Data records
- - - - - - -

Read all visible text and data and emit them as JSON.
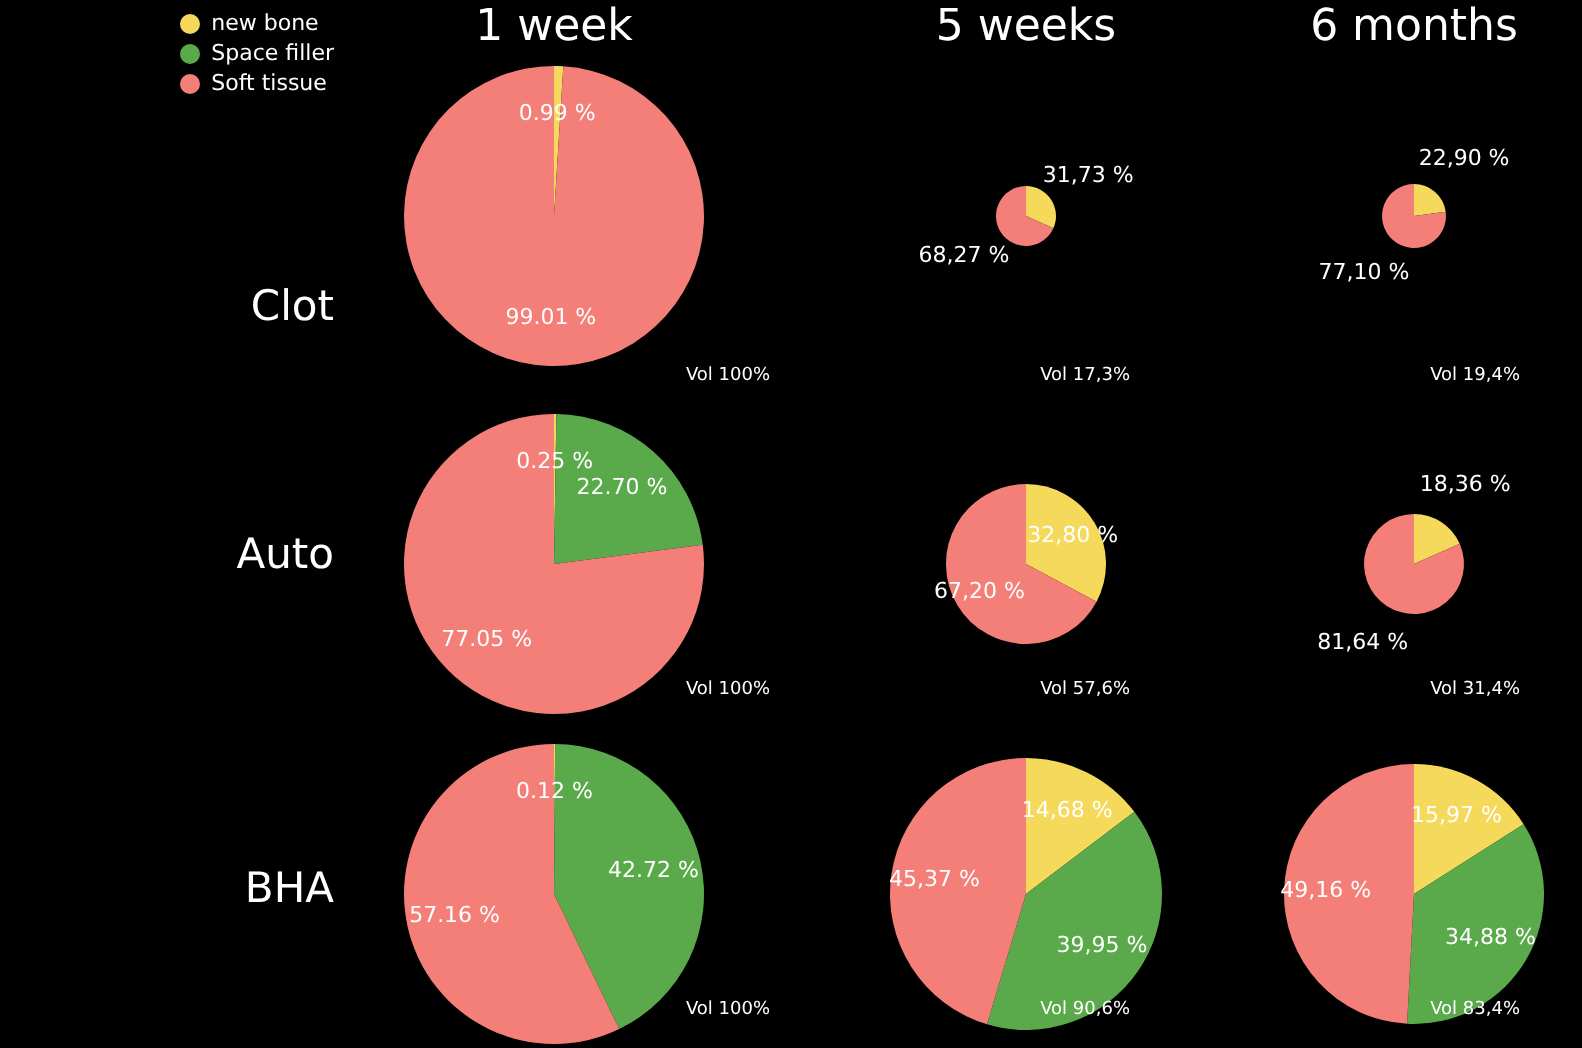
{
  "chart_data": [
    {
      "type": "pie",
      "title": "1 week",
      "ylabel": "Clot",
      "categories": [
        "new bone",
        "Space filler",
        "Soft tissue"
      ],
      "values": [
        0.99,
        0,
        99.01
      ],
      "colors": [
        "#f5d95a",
        "#5aaa4c",
        "#f47f79"
      ],
      "value_labels": [
        "0.99 %",
        null,
        "99.01 %"
      ],
      "legend": "top left",
      "annotations": [
        "Vol 100%"
      ]
    },
    {
      "type": "pie",
      "title": "5 weeks",
      "categories": [
        null,
        null
      ],
      "values": [
        31.73,
        68.27
      ],
      "colors": [
        "#f5d95a",
        "#f47f79"
      ],
      "value_labels": [
        "31,73 %",
        "68,27 %"
      ],
      "annotations": [
        "Vol 17,3%"
      ]
    },
    {
      "type": "pie",
      "title": "6 months",
      "categories": [
        null,
        null
      ],
      "values": [
        22.9,
        77.1
      ],
      "colors": [
        "#f5d95a",
        "#f47f79"
      ],
      "value_labels": [
        "22,90 %",
        "77,10 %"
      ],
      "annotations": [
        "Vol 19,4%"
      ]
    },
    {
      "type": "pie",
      "ylabel": "Auto",
      "categories": [
        null,
        null,
        null
      ],
      "values": [
        0.25,
        22.7,
        77.05
      ],
      "colors": [
        "#f5d95a",
        "#5aaa4c",
        "#f47f79"
      ],
      "value_labels": [
        "0.25 %",
        "22.70 %",
        "77.05 %"
      ],
      "annotations": [
        "Vol 100%"
      ]
    },
    {
      "type": "pie",
      "categories": [
        null,
        null
      ],
      "values": [
        32.8,
        67.2
      ],
      "colors": [
        "#f5d95a",
        "#f47f79"
      ],
      "value_labels": [
        "32,80 %",
        "67,20 %"
      ],
      "annotations": [
        "Vol 57,6%"
      ]
    },
    {
      "type": "pie",
      "categories": [
        null,
        null
      ],
      "values": [
        18.36,
        81.64
      ],
      "colors": [
        "#f5d95a",
        "#f47f79"
      ],
      "value_labels": [
        "18,36 %",
        "81,64 %"
      ],
      "annotations": [
        "Vol 31,4%"
      ]
    },
    {
      "type": "pie",
      "ylabel": "BHA",
      "categories": [
        null,
        null,
        null
      ],
      "values": [
        0.12,
        42.72,
        57.16
      ],
      "colors": [
        "#f5d95a",
        "#5aaa4c",
        "#f47f79"
      ],
      "value_labels": [
        "0.12 %",
        "42.72 %",
        "57.16 %"
      ],
      "annotations": [
        "Vol 100%"
      ]
    },
    {
      "type": "pie",
      "categories": [
        null,
        null,
        null
      ],
      "values": [
        14.68,
        39.95,
        45.37
      ],
      "colors": [
        "#f5d95a",
        "#5aaa4c",
        "#f47f79"
      ],
      "value_labels": [
        "14,68 %",
        "39,95 %",
        "45,37 %"
      ],
      "annotations": [
        "Vol 90,6%"
      ]
    },
    {
      "type": "pie",
      "categories": [
        null,
        null,
        null
      ],
      "values": [
        15.97,
        34.88,
        49.16
      ],
      "colors": [
        "#f5d95a",
        "#5aaa4c",
        "#f47f79"
      ],
      "value_labels": [
        "15,97 %",
        "34,88 %",
        "49,16 %"
      ],
      "annotations": [
        "Vol 83,4%"
      ]
    }
  ]
}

- - - - - - -

> _Problem to solve_:
Leave the pictures out and print the records above exactly as they stand.

> _Response to the exercise_:
Read all visible text and data and emit them as JSON.
{
  "chart_data": [
    {
      "type": "pie",
      "title": "1 week",
      "ylabel": "Clot",
      "categories": [
        "new bone",
        "Space filler",
        "Soft tissue"
      ],
      "values": [
        0.99,
        0,
        99.01
      ],
      "colors": [
        "#f5d95a",
        "#5aaa4c",
        "#f47f79"
      ],
      "value_labels": [
        "0.99 %",
        null,
        "99.01 %"
      ],
      "legend": "top left",
      "annotations": [
        "Vol 100%"
      ]
    },
    {
      "type": "pie",
      "title": "5 weeks",
      "categories": [
        null,
        null
      ],
      "values": [
        31.73,
        68.27
      ],
      "colors": [
        "#f5d95a",
        "#f47f79"
      ],
      "value_labels": [
        "31,73 %",
        "68,27 %"
      ],
      "annotations": [
        "Vol 17,3%"
      ]
    },
    {
      "type": "pie",
      "title": "6 months",
      "categories": [
        null,
        null
      ],
      "values": [
        22.9,
        77.1
      ],
      "colors": [
        "#f5d95a",
        "#f47f79"
      ],
      "value_labels": [
        "22,90 %",
        "77,10 %"
      ],
      "annotations": [
        "Vol 19,4%"
      ]
    },
    {
      "type": "pie",
      "ylabel": "Auto",
      "categories": [
        null,
        null,
        null
      ],
      "values": [
        0.25,
        22.7,
        77.05
      ],
      "colors": [
        "#f5d95a",
        "#5aaa4c",
        "#f47f79"
      ],
      "value_labels": [
        "0.25 %",
        "22.70 %",
        "77.05 %"
      ],
      "annotations": [
        "Vol 100%"
      ]
    },
    {
      "type": "pie",
      "categories": [
        null,
        null
      ],
      "values": [
        32.8,
        67.2
      ],
      "colors": [
        "#f5d95a",
        "#f47f79"
      ],
      "value_labels": [
        "32,80 %",
        "67,20 %"
      ],
      "annotations": [
        "Vol 57,6%"
      ]
    },
    {
      "type": "pie",
      "categories": [
        null,
        null
      ],
      "values": [
        18.36,
        81.64
      ],
      "colors": [
        "#f5d95a",
        "#f47f79"
      ],
      "value_labels": [
        "18,36 %",
        "81,64 %"
      ],
      "annotations": [
        "Vol 31,4%"
      ]
    },
    {
      "type": "pie",
      "ylabel": "BHA",
      "categories": [
        null,
        null,
        null
      ],
      "values": [
        0.12,
        42.72,
        57.16
      ],
      "colors": [
        "#f5d95a",
        "#5aaa4c",
        "#f47f79"
      ],
      "value_labels": [
        "0.12 %",
        "42.72 %",
        "57.16 %"
      ],
      "annotations": [
        "Vol 100%"
      ]
    },
    {
      "type": "pie",
      "categories": [
        null,
        null,
        null
      ],
      "values": [
        14.68,
        39.95,
        45.37
      ],
      "colors": [
        "#f5d95a",
        "#5aaa4c",
        "#f47f79"
      ],
      "value_labels": [
        "14,68 %",
        "39,95 %",
        "45,37 %"
      ],
      "annotations": [
        "Vol 90,6%"
      ]
    },
    {
      "type": "pie",
      "categories": [
        null,
        null,
        null
      ],
      "values": [
        15.97,
        34.88,
        49.16
      ],
      "colors": [
        "#f5d95a",
        "#5aaa4c",
        "#f47f79"
      ],
      "value_labels": [
        "15,97 %",
        "34,88 %",
        "49,16 %"
      ],
      "annotations": [
        "Vol 83,4%"
      ]
    }
  ]
}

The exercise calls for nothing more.